### Description of the task
Skip the pictures and quote all of the lines exactly.

### Task data
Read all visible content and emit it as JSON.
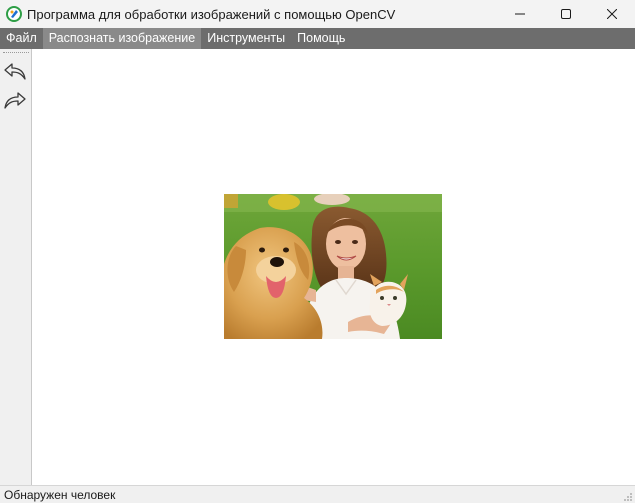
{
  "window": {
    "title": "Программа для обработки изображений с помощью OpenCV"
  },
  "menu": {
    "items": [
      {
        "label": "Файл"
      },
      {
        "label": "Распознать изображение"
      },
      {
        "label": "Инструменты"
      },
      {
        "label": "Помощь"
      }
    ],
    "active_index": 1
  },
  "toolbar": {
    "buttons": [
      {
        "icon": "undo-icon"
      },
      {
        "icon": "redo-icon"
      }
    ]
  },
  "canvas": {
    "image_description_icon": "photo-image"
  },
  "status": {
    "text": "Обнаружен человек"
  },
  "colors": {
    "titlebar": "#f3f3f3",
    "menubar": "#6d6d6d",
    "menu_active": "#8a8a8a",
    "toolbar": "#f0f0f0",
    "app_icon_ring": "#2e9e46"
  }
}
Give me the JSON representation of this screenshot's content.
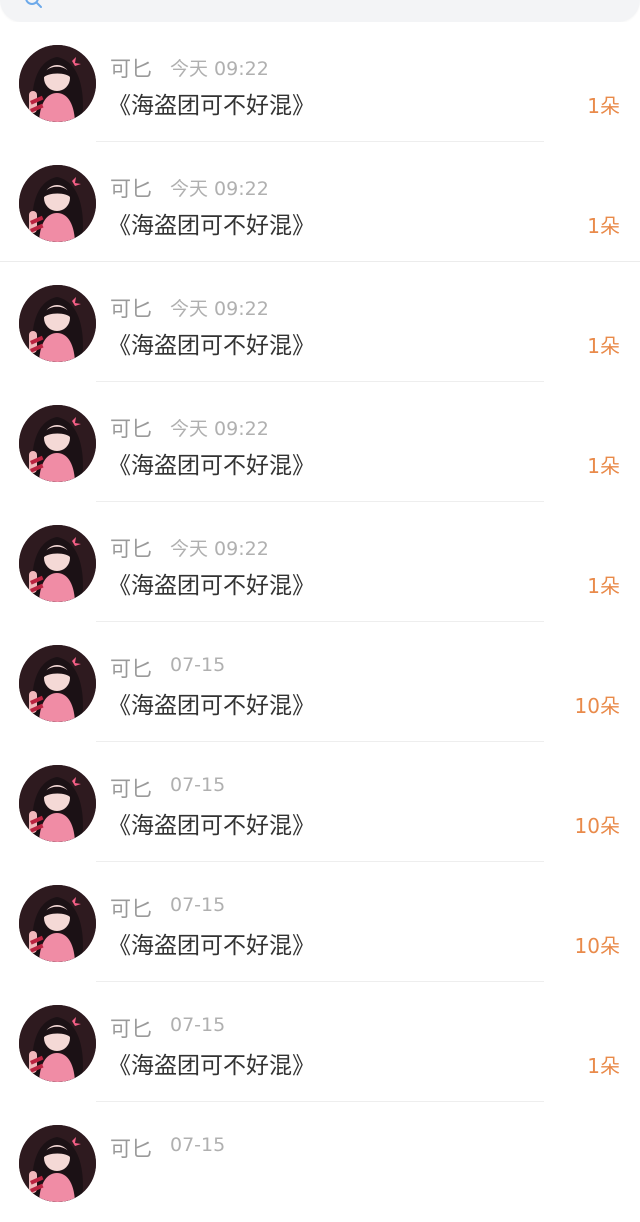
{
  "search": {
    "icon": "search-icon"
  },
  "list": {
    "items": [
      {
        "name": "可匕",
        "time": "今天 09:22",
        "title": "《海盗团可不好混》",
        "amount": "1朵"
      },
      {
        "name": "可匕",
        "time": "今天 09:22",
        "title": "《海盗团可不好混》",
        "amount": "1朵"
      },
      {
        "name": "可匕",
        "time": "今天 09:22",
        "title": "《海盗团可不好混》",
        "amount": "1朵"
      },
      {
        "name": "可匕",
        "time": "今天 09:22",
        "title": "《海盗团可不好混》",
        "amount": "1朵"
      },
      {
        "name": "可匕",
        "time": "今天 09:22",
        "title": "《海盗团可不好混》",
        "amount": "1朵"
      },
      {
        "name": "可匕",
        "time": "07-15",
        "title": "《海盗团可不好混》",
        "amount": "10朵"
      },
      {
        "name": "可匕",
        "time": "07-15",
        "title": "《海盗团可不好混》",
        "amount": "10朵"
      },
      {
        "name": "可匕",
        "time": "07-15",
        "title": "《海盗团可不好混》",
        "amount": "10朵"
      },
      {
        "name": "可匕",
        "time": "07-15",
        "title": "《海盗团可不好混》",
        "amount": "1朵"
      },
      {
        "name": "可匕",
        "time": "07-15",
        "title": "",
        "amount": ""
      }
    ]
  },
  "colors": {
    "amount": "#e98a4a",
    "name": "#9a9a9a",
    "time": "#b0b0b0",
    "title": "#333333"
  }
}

### Completed exercise
Read all visible content and emit it as JSON.
{
  "window": {
    "title": "Программа для обработки изображений с помощью OpenCV"
  },
  "menu": {
    "items": [
      {
        "label": "Файл"
      },
      {
        "label": "Распознать изображение"
      },
      {
        "label": "Инструменты"
      },
      {
        "label": "Помощь"
      }
    ],
    "active_index": 1
  },
  "toolbar": {
    "buttons": [
      {
        "icon": "undo-icon"
      },
      {
        "icon": "redo-icon"
      }
    ]
  },
  "canvas": {
    "image_description_icon": "photo-image"
  },
  "status": {
    "text": "Обнаружен человек"
  },
  "colors": {
    "titlebar": "#f3f3f3",
    "menubar": "#6d6d6d",
    "menu_active": "#8a8a8a",
    "toolbar": "#f0f0f0",
    "app_icon_ring": "#2e9e46"
  }
}
Give me the JSON representation of this screenshot's content.
{
  "search": {
    "icon": "search-icon"
  },
  "list": {
    "items": [
      {
        "name": "可匕",
        "time": "今天 09:22",
        "title": "《海盗团可不好混》",
        "amount": "1朵"
      },
      {
        "name": "可匕",
        "time": "今天 09:22",
        "title": "《海盗团可不好混》",
        "amount": "1朵"
      },
      {
        "name": "可匕",
        "time": "今天 09:22",
        "title": "《海盗团可不好混》",
        "amount": "1朵"
      },
      {
        "name": "可匕",
        "time": "今天 09:22",
        "title": "《海盗团可不好混》",
        "amount": "1朵"
      },
      {
        "name": "可匕",
        "time": "今天 09:22",
        "title": "《海盗团可不好混》",
        "amount": "1朵"
      },
      {
        "name": "可匕",
        "time": "07-15",
        "title": "《海盗团可不好混》",
        "amount": "10朵"
      },
      {
        "name": "可匕",
        "time": "07-15",
        "title": "《海盗团可不好混》",
        "amount": "10朵"
      },
      {
        "name": "可匕",
        "time": "07-15",
        "title": "《海盗团可不好混》",
        "amount": "10朵"
      },
      {
        "name": "可匕",
        "time": "07-15",
        "title": "《海盗团可不好混》",
        "amount": "1朵"
      },
      {
        "name": "可匕",
        "time": "07-15",
        "title": "",
        "amount": ""
      }
    ]
  },
  "colors": {
    "amount": "#e98a4a",
    "name": "#9a9a9a",
    "time": "#b0b0b0",
    "title": "#333333"
  }
}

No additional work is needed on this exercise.